§ Aim of the exercise:
Copy all records verbatim.
* begin *
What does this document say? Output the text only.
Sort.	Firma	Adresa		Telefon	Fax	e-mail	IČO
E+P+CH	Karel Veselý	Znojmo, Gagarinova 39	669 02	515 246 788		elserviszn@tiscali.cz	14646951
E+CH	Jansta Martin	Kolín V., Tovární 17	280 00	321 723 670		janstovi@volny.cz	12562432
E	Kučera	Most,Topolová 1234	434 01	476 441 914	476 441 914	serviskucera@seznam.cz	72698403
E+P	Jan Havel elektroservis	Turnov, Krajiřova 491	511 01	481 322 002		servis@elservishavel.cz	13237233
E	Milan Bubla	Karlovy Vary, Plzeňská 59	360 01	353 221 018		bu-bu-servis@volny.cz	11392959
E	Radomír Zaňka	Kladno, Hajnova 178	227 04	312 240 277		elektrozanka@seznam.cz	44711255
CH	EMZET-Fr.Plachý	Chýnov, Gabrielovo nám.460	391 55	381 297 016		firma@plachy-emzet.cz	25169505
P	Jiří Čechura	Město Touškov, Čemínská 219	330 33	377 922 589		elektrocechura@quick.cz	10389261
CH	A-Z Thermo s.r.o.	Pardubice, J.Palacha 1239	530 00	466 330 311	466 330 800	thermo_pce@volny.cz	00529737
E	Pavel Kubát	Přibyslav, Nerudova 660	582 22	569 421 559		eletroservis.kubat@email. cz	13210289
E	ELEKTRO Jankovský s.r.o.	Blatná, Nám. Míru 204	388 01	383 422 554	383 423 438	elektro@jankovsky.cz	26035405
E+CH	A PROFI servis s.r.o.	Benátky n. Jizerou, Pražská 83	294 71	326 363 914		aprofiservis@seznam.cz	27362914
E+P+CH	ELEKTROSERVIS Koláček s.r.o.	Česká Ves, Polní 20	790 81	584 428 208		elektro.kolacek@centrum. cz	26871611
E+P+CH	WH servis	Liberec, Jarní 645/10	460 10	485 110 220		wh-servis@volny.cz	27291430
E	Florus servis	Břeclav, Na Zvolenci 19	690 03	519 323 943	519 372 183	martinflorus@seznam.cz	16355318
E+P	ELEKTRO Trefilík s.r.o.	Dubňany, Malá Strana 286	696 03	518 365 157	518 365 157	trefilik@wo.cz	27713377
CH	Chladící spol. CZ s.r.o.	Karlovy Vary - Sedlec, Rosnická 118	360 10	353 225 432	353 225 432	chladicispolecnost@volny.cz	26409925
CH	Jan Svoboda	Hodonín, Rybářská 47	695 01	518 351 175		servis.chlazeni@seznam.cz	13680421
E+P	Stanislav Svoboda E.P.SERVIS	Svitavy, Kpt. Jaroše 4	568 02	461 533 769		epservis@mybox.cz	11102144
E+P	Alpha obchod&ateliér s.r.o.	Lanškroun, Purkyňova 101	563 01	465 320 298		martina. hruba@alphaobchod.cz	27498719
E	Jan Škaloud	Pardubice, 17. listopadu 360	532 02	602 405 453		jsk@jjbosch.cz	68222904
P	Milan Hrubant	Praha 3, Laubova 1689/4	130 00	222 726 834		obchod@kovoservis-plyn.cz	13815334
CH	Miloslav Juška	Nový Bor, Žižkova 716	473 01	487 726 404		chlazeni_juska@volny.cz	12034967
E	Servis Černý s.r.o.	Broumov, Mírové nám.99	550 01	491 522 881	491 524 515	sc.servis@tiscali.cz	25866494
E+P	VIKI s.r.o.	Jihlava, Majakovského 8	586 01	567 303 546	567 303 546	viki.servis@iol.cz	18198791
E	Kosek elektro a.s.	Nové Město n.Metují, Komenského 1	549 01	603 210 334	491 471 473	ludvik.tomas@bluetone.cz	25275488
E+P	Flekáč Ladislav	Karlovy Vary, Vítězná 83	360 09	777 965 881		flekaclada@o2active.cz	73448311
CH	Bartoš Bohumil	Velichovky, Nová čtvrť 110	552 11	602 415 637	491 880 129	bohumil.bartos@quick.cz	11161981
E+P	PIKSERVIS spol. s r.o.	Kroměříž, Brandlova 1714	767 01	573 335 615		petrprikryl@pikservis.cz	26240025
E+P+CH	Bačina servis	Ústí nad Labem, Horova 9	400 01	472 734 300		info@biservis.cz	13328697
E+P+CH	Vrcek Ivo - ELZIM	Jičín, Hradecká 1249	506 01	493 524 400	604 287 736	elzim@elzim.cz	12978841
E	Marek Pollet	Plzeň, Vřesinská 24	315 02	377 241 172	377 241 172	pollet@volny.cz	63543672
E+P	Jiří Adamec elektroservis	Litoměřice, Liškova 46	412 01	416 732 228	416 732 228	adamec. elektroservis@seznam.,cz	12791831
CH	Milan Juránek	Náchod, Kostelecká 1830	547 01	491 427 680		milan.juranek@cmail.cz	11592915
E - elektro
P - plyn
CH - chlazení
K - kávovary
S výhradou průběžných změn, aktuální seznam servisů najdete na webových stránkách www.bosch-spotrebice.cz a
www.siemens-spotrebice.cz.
* end *
§ Answer for the task:
What does this document say? Output the text only.
Sort.	Firma	Adresa		Telefon	Fax	e-mail	IČO
E+P+CH	Karel Veselý	Znojmo, Gagarinova 39	669 02	515 246 788		elserviszn@tiscali.cz	14646951
E+CH	Jansta Martin	Kolín V., Tovární 17	280 00	321 723 670		janstovi@volny.cz	12562432
E	Kučera	Most,Topolová 1234	434 01	476 441 914	476 441 914	serviskucera@seznam.cz	72698403
E+P	Jan Havel elektroservis	Turnov, Krajiřova 491	511 01	481 322 002		servis@elservishavel.cz	13237233
E	Milan Bubla	Karlovy Vary, Plzeňská 59	360 01	353 221 018		bu-bu-servis@volny.cz	11392959
E	Radomír Zaňka	Kladno, Hajnova 178	227 04	312 240 277		elektrozanka@seznam.cz	44711255
CH	EMZET-Fr.Plachý	Chýnov, Gabrielovo nám.460	391 55	381 297 016		firma@plachy-emzet.cz	25169505
P	Jiří Čechura	Město Touškov, Čemínská 219	330 33	377 922 589		elektrocechura@quick.cz	10389261
CH	A-Z Thermo s.r.o.	Pardubice, J.Palacha 1239	530 00	466 330 311	466 330 800	thermo_pce@volny.cz	00529737
E	Pavel Kubát	Přibyslav, Nerudova 660	582 22	569 421 559		eletroservis.kubat@email. cz	13210289
E	ELEKTRO Jankovský s.r.o.	Blatná, Nám. Míru 204	388 01	383 422 554	383 423 438	elektro@jankovsky.cz	26035405
E+CH	A PROFI servis s.r.o.	Benátky n. Jizerou, Pražská 83	294 71	326 363 914		aprofiservis@seznam.cz	27362914
E+P+CH	ELEKTROSERVIS Koláček s.r.o.	Česká Ves, Polní 20	790 81	584 428 208		elektro.kolacek@centrum. cz	26871611
E+P+CH	WH servis	Liberec, Jarní 645/10	460 10	485 110 220		wh-servis@volny.cz	27291430
E	Florus servis	Břeclav, Na Zvolenci 19	690 03	519 323 943	519 372 183	martinflorus@seznam.cz	16355318
E+P	ELEKTRO Trefilík s.r.o.	Dubňany, Malá Strana 286	696 03	518 365 157	518 365 157	trefilik@wo.cz	27713377
CH	Chladící spol. CZ s.r.o.	Karlovy Vary - Sedlec, Rosnická 118	360 10	353 225 432	353 225 432	chladicispolecnost@volny.cz	26409925
CH	Jan Svoboda	Hodonín, Rybářská 47	695 01	518 351 175		servis.chlazeni@seznam.cz	13680421
E+P	Stanislav Svoboda E.P.SERVIS	Svitavy, Kpt. Jaroše 4	568 02	461 533 769		epservis@mybox.cz	11102144
E+P	Alpha obchod&ateliér s.r.o.	Lanškroun, Purkyňova 101	563 01	465 320 298		martina. hruba@alphaobchod.cz	27498719
E	Jan Škaloud	Pardubice, 17. listopadu 360	532 02	602 405 453		jsk@jjbosch.cz	68222904
P	Milan Hrubant	Praha 3, Laubova 1689/4	130 00	222 726 834		obchod@kovoservis-plyn.cz	13815334
CH	Miloslav Juška	Nový Bor, Žižkova 716	473 01	487 726 404		chlazeni_juska@volny.cz	12034967
E	Servis Černý s.r.o.	Broumov, Mírové nám.99	550 01	491 522 881	491 524 515	sc.servis@tiscali.cz	25866494
E+P	VIKI s.r.o.	Jihlava, Majakovského 8	586 01	567 303 546	567 303 546	viki.servis@iol.cz	18198791
E	Kosek elektro a.s.	Nové Město n.Metují, Komenského 1	549 01	603 210 334	491 471 473	ludvik.tomas@bluetone.cz	25275488
E+P	Flekáč Ladislav	Karlovy Vary, Vítězná 83	360 09	777 965 881		flekaclada@o2active.cz	73448311
CH	Bartoš Bohumil	Velichovky, Nová čtvrť 110	552 11	602 415 637	491 880 129	bohumil.bartos@quick.cz	11161981
E+P	PIKSERVIS spol. s r.o.	Kroměříž, Brandlova 1714	767 01	573 335 615		petrprikryl@pikservis.cz	26240025
E+P+CH	Bačina servis	Ústí nad Labem, Horova 9	400 01	472 734 300		info@biservis.cz	13328697
E+P+CH	Vrcek Ivo - ELZIM	Jičín, Hradecká 1249	506 01	493 524 400	604 287 736	elzim@elzim.cz	12978841
E	Marek Pollet	Plzeň, Vřesinská 24	315 02	377 241 172	377 241 172	pollet@volny.cz	63543672
E+P	Jiří Adamec elektroservis	Litoměřice, Liškova 46	412 01	416 732 228	416 732 228	adamec. elektroservis@seznam.,cz	12791831
CH	Milan Juránek	Náchod, Kostelecká 1830	547 01	491 427 680		milan.juranek@cmail.cz	11592915
E - elektro
P - plyn
CH - chlazení
K - kávovary
S výhradou průběžných změn, aktuální seznam servisů najdete na webových stránkách www.bosch-spotrebice.cz a
www.siemens-spotrebice.cz.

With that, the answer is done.